## Work to complete:
Lines holding the string "think" are the ones to copy from this listing.
-------------------------
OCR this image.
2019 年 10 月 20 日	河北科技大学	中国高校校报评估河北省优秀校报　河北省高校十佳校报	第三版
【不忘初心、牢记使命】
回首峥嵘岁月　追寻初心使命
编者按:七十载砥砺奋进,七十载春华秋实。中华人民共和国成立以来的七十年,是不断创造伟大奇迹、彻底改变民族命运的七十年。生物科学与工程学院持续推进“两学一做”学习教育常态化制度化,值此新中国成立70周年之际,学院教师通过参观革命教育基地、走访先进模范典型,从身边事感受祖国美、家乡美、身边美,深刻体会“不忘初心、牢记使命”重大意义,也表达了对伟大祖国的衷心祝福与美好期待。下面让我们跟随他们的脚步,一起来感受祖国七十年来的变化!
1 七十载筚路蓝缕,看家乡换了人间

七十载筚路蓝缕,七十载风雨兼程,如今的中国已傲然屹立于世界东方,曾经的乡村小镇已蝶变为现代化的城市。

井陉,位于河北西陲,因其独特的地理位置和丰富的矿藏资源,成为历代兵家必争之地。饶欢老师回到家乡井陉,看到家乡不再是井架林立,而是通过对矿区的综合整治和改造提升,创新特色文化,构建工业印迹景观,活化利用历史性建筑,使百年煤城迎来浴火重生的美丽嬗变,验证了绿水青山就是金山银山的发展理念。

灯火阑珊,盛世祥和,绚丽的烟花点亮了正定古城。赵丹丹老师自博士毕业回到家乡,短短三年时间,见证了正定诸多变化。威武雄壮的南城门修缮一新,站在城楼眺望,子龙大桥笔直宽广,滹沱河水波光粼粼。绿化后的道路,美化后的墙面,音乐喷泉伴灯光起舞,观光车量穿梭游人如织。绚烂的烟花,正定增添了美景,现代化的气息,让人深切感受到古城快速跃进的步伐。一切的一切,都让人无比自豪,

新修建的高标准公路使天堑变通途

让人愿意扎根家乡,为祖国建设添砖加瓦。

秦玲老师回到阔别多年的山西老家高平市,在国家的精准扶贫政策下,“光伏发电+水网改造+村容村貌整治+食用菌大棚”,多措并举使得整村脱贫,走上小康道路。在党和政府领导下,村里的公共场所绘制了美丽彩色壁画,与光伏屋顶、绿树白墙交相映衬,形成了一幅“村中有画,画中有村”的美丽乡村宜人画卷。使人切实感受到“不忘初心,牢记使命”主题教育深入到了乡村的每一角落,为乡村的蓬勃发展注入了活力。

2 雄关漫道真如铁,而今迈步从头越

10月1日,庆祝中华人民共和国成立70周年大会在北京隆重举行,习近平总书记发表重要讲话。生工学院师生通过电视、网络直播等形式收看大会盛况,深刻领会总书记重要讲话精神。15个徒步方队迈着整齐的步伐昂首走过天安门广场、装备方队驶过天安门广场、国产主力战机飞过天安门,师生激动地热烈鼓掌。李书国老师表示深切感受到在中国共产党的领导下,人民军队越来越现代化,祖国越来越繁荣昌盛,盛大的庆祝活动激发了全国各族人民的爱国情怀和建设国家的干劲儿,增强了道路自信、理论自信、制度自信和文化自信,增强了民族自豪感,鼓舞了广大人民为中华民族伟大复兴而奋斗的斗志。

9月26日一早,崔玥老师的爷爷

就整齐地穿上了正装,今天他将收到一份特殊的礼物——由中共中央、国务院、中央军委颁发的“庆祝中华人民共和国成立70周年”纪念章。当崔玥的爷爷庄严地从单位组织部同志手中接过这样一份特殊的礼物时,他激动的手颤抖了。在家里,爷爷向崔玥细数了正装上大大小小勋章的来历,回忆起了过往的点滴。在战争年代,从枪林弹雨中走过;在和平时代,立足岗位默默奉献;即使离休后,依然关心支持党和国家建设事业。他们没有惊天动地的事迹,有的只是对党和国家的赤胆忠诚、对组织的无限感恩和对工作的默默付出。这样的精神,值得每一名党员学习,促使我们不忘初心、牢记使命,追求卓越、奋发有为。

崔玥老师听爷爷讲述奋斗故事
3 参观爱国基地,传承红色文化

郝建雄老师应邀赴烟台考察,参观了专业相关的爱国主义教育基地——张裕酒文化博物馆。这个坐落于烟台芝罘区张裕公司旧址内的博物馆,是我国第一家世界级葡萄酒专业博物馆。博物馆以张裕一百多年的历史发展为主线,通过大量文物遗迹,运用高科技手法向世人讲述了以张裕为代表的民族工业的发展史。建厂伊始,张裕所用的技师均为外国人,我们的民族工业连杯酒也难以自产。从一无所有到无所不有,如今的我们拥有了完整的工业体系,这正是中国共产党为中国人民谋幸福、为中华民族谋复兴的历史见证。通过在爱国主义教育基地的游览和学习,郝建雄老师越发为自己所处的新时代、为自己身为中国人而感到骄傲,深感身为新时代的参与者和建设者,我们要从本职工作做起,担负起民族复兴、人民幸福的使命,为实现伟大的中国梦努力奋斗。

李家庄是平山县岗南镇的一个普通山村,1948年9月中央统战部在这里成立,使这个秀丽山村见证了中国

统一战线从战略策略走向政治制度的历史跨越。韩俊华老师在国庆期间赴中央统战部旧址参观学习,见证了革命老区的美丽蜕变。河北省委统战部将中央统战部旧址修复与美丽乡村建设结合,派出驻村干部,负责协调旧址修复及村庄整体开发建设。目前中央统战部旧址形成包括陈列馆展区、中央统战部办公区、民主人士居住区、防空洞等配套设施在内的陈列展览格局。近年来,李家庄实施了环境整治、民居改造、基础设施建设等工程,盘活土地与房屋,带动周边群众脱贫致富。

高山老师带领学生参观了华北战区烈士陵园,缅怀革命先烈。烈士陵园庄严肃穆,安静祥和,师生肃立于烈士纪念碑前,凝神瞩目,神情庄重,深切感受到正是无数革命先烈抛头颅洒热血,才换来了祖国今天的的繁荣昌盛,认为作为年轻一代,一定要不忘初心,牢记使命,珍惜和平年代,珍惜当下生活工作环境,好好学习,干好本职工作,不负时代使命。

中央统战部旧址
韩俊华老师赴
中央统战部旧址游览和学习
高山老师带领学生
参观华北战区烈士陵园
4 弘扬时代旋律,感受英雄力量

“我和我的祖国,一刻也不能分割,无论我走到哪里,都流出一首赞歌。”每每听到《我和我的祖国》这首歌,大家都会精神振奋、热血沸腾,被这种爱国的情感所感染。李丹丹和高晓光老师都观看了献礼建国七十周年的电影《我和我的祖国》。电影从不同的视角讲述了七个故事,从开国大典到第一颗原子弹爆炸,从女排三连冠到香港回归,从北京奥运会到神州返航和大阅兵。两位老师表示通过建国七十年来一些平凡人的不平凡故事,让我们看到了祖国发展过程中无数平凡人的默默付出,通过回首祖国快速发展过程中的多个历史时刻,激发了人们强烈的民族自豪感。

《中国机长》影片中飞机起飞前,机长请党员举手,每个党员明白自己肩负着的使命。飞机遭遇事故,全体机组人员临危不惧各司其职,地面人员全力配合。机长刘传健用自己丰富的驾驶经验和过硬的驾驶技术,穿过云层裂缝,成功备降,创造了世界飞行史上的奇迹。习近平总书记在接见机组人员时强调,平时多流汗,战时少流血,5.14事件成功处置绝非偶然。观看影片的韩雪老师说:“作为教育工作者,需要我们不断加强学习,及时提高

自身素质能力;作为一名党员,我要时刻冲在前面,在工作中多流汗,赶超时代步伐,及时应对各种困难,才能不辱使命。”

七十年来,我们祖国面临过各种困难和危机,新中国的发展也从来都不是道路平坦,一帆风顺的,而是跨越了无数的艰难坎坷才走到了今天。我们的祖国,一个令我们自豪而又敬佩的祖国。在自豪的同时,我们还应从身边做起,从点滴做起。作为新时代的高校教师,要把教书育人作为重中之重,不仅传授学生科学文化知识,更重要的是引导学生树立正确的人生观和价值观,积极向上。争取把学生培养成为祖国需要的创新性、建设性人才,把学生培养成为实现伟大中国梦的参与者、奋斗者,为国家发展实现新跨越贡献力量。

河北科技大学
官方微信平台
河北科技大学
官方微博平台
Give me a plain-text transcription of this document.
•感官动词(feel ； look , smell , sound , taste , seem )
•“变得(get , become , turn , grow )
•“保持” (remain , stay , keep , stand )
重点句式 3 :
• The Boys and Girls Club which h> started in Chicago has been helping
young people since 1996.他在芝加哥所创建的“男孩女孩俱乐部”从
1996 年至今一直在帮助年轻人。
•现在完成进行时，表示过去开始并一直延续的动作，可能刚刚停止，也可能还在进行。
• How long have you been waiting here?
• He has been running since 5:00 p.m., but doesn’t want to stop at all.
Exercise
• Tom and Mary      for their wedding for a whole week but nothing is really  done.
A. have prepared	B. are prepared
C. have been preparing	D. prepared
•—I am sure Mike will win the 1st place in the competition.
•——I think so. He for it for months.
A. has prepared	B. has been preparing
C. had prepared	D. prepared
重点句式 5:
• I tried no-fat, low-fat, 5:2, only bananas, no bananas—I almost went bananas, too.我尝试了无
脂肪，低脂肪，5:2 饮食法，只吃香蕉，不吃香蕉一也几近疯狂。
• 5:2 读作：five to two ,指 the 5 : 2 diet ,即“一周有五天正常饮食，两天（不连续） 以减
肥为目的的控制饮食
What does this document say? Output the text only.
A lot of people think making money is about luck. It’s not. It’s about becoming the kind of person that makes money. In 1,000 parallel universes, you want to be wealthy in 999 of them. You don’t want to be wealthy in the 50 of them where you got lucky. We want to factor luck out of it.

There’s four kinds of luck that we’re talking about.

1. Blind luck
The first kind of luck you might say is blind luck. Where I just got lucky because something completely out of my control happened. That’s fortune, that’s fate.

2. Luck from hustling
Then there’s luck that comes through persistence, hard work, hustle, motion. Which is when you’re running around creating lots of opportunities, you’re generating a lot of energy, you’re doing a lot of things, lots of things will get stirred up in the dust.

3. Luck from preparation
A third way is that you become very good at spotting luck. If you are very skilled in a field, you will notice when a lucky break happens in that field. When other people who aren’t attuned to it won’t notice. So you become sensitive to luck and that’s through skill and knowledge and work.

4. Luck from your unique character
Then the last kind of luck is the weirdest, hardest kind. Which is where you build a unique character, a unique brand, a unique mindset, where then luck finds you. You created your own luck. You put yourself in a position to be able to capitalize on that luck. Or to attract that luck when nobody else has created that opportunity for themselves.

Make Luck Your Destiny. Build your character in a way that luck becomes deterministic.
-------------------------
## Result of the exercise:
•——I think so. He for it for months.
A lot of people think making money is about luck. It’s not. It’s about becoming the kind of person that makes money. In 1,000 parallel universes, you want to be wealthy in 999 of them. You don’t want to be wealthy in the 50 of them where you got lucky. We want to factor luck out of it.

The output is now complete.